**Direction**
Report the number of lines in the entries below that include the word "JSON", and nothing else.

**Information supplied**

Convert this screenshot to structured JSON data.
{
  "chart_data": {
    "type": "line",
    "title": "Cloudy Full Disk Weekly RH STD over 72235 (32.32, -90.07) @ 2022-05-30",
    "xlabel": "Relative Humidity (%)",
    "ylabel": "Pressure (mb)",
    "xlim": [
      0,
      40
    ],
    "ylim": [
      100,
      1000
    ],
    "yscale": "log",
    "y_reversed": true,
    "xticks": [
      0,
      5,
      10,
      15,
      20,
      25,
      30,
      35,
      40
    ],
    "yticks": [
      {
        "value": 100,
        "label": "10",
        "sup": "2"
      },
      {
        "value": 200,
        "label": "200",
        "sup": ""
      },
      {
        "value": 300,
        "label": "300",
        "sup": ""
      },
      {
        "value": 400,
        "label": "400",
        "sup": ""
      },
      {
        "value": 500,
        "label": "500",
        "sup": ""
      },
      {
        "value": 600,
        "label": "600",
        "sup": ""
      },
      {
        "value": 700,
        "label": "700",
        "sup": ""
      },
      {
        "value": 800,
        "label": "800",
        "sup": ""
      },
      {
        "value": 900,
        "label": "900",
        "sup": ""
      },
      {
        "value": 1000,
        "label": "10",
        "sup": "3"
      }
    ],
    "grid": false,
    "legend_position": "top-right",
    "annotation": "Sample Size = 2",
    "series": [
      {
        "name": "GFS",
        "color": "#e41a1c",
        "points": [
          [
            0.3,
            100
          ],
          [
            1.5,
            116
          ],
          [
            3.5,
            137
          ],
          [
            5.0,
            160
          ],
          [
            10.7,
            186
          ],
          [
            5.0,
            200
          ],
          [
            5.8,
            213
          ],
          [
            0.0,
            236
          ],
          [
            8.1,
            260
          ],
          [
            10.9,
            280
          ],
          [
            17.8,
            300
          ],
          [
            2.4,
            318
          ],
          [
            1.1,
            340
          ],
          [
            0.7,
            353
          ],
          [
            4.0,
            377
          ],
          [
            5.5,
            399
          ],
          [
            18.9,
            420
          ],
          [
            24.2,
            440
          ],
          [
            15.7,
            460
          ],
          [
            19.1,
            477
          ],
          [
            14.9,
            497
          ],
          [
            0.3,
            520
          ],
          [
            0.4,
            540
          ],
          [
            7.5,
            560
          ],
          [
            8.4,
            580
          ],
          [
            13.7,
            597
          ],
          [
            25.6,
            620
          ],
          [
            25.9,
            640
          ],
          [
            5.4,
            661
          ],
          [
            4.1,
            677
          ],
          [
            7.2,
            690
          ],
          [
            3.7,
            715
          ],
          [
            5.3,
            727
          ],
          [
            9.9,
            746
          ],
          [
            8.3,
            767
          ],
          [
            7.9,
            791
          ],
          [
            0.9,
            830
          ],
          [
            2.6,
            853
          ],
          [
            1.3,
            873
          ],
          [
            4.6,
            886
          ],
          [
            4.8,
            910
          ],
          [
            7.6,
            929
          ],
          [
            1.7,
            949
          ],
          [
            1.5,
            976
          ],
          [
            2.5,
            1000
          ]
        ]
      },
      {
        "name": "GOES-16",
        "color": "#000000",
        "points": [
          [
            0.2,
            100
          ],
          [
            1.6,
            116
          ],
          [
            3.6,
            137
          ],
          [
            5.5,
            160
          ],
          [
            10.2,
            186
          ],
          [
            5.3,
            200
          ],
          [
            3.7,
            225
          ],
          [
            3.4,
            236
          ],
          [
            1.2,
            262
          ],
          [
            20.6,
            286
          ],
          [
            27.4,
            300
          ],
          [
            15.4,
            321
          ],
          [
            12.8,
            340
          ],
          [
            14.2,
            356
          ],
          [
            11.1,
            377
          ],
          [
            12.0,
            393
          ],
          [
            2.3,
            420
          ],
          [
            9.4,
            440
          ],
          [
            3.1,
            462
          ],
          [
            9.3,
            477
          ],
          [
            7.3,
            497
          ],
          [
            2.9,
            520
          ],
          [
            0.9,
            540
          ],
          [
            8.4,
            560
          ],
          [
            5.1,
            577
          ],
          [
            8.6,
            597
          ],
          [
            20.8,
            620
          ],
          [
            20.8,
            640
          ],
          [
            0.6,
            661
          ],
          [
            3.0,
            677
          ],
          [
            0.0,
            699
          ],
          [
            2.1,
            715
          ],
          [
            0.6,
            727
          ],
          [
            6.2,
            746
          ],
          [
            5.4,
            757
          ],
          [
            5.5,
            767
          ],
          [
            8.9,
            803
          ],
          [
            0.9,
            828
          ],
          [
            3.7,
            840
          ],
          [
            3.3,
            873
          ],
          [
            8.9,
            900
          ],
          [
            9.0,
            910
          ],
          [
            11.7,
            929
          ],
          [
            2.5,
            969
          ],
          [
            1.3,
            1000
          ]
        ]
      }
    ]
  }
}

...

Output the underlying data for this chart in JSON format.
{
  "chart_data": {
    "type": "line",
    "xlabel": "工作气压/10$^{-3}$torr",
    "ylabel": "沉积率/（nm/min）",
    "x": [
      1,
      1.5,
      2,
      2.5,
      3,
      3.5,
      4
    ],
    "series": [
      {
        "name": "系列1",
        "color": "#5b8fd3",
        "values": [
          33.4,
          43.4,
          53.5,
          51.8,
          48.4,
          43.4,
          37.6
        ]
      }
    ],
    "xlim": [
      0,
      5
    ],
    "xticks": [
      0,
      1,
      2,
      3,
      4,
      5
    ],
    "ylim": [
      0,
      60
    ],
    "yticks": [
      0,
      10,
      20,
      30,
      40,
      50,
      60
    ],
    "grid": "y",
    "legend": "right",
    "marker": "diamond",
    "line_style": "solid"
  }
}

* * *

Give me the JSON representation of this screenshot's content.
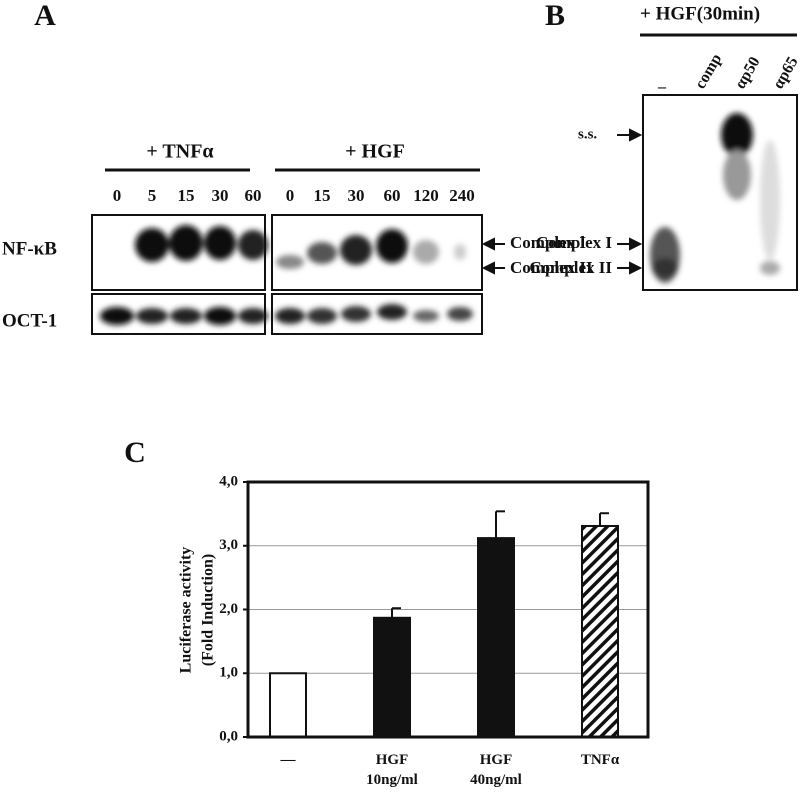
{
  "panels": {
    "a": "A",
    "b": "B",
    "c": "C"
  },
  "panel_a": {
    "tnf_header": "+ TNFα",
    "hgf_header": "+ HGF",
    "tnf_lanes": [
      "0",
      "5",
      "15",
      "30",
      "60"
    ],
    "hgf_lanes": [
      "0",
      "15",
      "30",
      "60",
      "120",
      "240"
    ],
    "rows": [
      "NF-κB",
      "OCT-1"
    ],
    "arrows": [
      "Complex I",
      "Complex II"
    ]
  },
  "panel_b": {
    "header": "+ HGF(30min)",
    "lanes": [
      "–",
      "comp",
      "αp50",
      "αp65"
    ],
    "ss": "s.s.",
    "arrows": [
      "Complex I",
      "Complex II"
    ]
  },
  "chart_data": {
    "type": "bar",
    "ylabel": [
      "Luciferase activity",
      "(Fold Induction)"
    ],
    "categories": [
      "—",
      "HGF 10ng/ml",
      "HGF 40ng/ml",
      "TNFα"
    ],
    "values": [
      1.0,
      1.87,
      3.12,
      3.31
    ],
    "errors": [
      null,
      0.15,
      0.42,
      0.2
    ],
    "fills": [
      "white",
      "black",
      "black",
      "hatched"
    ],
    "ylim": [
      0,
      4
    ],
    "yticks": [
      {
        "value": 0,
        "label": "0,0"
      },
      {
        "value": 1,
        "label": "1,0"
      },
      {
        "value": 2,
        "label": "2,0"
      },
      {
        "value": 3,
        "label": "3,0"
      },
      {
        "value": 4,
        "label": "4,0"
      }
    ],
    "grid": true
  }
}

**Final answer**
3